From the listing below, pull out the lines that hold "Percentile".

——

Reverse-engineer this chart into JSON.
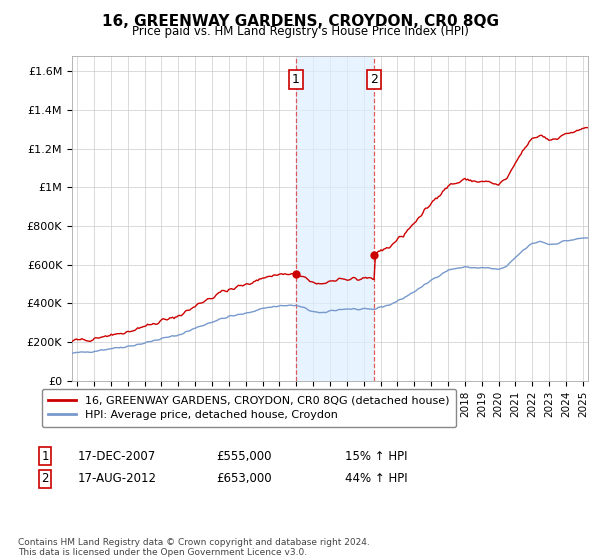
{
  "title": "16, GREENWAY GARDENS, CROYDON, CR0 8QG",
  "subtitle": "Price paid vs. HM Land Registry's House Price Index (HPI)",
  "ylabel_ticks": [
    "£0",
    "£200K",
    "£400K",
    "£600K",
    "£800K",
    "£1M",
    "£1.2M",
    "£1.4M",
    "£1.6M"
  ],
  "ytick_values": [
    0,
    200000,
    400000,
    600000,
    800000,
    1000000,
    1200000,
    1400000,
    1600000
  ],
  "ylim": [
    0,
    1680000
  ],
  "xlim_start": 1994.7,
  "xlim_end": 2025.3,
  "red_line_color": "#cc0000",
  "blue_line_color": "#7799cc",
  "shaded_color": "#ddeeff",
  "marker1_date": 2007.96,
  "marker1_price": 555000,
  "marker1_label": "1",
  "marker2_date": 2012.63,
  "marker2_price": 653000,
  "marker2_label": "2",
  "legend_line1": "16, GREENWAY GARDENS, CROYDON, CR0 8QG (detached house)",
  "legend_line2": "HPI: Average price, detached house, Croydon",
  "footnote": "Contains HM Land Registry data © Crown copyright and database right 2024.\nThis data is licensed under the Open Government Licence v3.0."
}
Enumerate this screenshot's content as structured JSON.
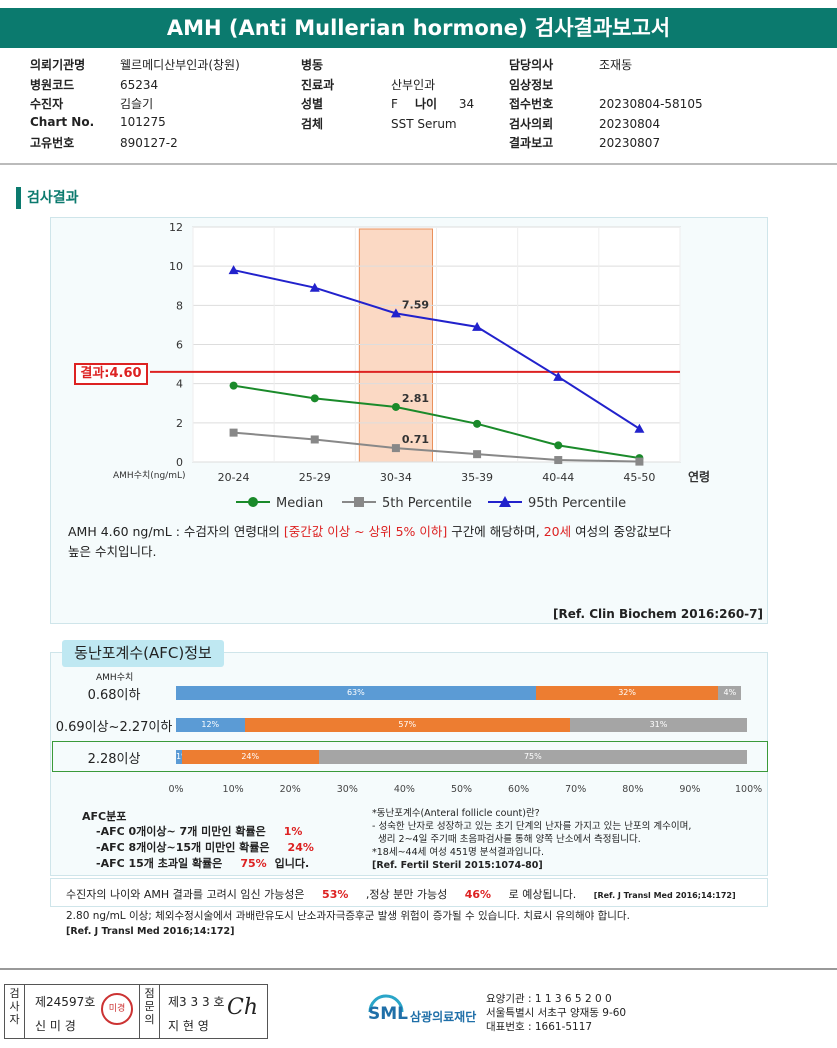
{
  "header": {
    "title": "AMH (Anti Mullerian hormone) 검사결과보고서"
  },
  "info": {
    "col1": [
      {
        "label": "의뢰기관명",
        "value": "웰르메디산부인과(창원)"
      },
      {
        "label": "병원코드",
        "value": "65234"
      },
      {
        "label": "수진자",
        "value": "김슬기"
      },
      {
        "label": "Chart No.",
        "value": "101275"
      },
      {
        "label": "고유번호",
        "value": "890127-2"
      }
    ],
    "col2": [
      {
        "label": "병동",
        "value": ""
      },
      {
        "label": "진료과",
        "value": "산부인과"
      },
      {
        "label": "성별",
        "value": "F"
      },
      {
        "label": "검체",
        "value": "SST Serum"
      }
    ],
    "age_label": "나이",
    "age_value": "34",
    "col3": [
      {
        "label": "담당의사",
        "value": "조재동"
      },
      {
        "label": "임상정보",
        "value": ""
      },
      {
        "label": "접수번호",
        "value": "20230804-58105"
      },
      {
        "label": "검사의뢰",
        "value": "20230804"
      },
      {
        "label": "결과보고",
        "value": "20230807"
      }
    ]
  },
  "section_title": "검사결과",
  "chart_data": {
    "type": "line",
    "categories": [
      "20-24",
      "25-29",
      "30-34",
      "35-39",
      "40-44",
      "45-50"
    ],
    "x_suffix_label": "연령",
    "ylabel": "AMH수치(ng/mL)",
    "ylim": [
      0,
      12
    ],
    "yticks": [
      0,
      2,
      4,
      6,
      8,
      10,
      12
    ],
    "highlight_category": "30-34",
    "result_line": 4.6,
    "result_label": "결과:4.60",
    "series": [
      {
        "name": "Median",
        "color": "#1a8a2a",
        "marker": "circle",
        "values": [
          3.9,
          3.25,
          2.81,
          1.95,
          0.85,
          0.2
        ]
      },
      {
        "name": "5th Percentile",
        "color": "#888888",
        "marker": "square",
        "values": [
          1.5,
          1.15,
          0.71,
          0.4,
          0.1,
          0.02
        ]
      },
      {
        "name": "95th Percentile",
        "color": "#2222cc",
        "marker": "triangle",
        "values": [
          9.8,
          8.9,
          7.59,
          6.9,
          4.35,
          1.7
        ]
      }
    ],
    "point_labels": [
      {
        "series": 2,
        "index": 2,
        "text": "7.59"
      },
      {
        "series": 0,
        "index": 2,
        "text": "2.81"
      },
      {
        "series": 1,
        "index": 2,
        "text": "0.71"
      }
    ],
    "grid": true,
    "legend_position": "bottom"
  },
  "interpretation": {
    "prefix": "AMH  4.60 ng/mL : 수검자의 연령대의 ",
    "range_text": "[중간값 이상 ~ 상위 5% 이하]",
    "middle": " 구간에 해당하며, ",
    "age_text": "20세",
    "suffix": " 여성의 중앙값보다",
    "line2": "높은 수치입니다.",
    "reference": "[Ref. Clin Biochem 2016:260-7]"
  },
  "afc": {
    "title": "동난포계수(AFC)정보",
    "amh_col_label": "AMH수치",
    "colors": {
      "blue": "#5b9bd5",
      "orange": "#ed7d31",
      "gray": "#a5a5a5"
    },
    "rows": [
      {
        "label": "0.68이하",
        "segments": [
          63,
          32,
          4
        ],
        "texts": [
          "63%",
          "32%",
          "4%"
        ]
      },
      {
        "label": "0.69이상~2.27이하",
        "segments": [
          12,
          57,
          31
        ],
        "texts": [
          "12%",
          "57%",
          "31%"
        ]
      },
      {
        "label": "2.28이상",
        "segments": [
          1,
          24,
          75
        ],
        "texts": [
          "1%",
          "24%",
          "75%"
        ],
        "highlight": true
      }
    ],
    "axis_ticks": [
      "0%",
      "10%",
      "20%",
      "30%",
      "40%",
      "50%",
      "60%",
      "70%",
      "80%",
      "90%",
      "100%"
    ],
    "dist_title": "AFC분포",
    "dist_lines": [
      {
        "text": "-AFC  0개이상~ 7개 미만인 확률은",
        "value": "1%"
      },
      {
        "text": "-AFC  8개이상~15개 미만인 확률은",
        "value": "24%"
      },
      {
        "text": "-AFC  15개 초과일 확률은",
        "value": "75%",
        "tail": "입니다."
      }
    ],
    "def_lines": [
      "*동난포계수(Anteral follicle count)란?",
      "- 성숙한 난자로 성장하고 있는 초기 단계의 난자를 가지고 있는 난포의 계수이며,",
      "  생리 2~4일 주기때 초음파검사를 통해 양쪽 난소에서 측정됩니다.",
      "*18세~44세 여성 451명 분석결과입니다.",
      "[Ref. Fertil Steril 2015:1074-80]"
    ]
  },
  "pregnancy": {
    "prefix": "수진자의 나이와 AMH 결과를 고려시 임신 가능성은",
    "value1": "53%",
    "mid": ",정상 분만 가능성",
    "value2": "46%",
    "suffix": "로 예상됩니다.",
    "ref": "[Ref. J Transl Med 2016;14:172]"
  },
  "warning": {
    "line1": "2.80  ng/mL  이상; 체외수정시술에서 과배란유도시 난소과자극증후군 발생 위험이 증가될 수 있습니다. 치료시 유의해야 합니다.",
    "line2": "[Ref. J Transl Med 2016;14:172]"
  },
  "footer": {
    "cell1_label": "검사자",
    "cell1_no": "제24597호",
    "cell1_name": "신 미 경",
    "cell2_label": "점문의",
    "cell2_no": "제3 3 3 호",
    "cell2_name": "지 현 영",
    "stamp_text": "미경",
    "signature": "Ch",
    "logo_text": "SML",
    "org_name": "삼광의료재단",
    "inst_no": "요양기관 : 1 1 3 6 5 2 0 0",
    "address": "서울특별시 서초구 양재동 9-60",
    "phone": "대표번호 : 1661-5117"
  }
}
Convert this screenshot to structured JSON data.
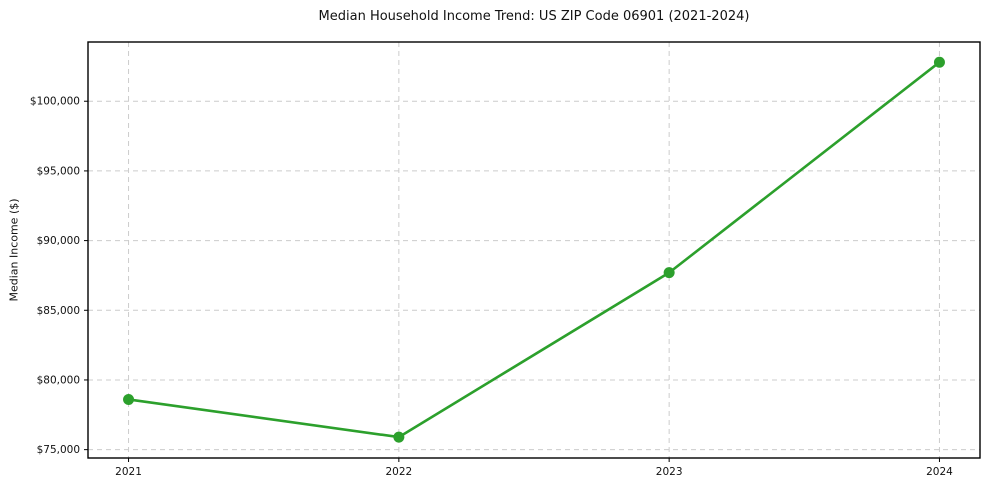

——

**Result below**
        "name": "5th Percentile",
        "name": "95th Percentile",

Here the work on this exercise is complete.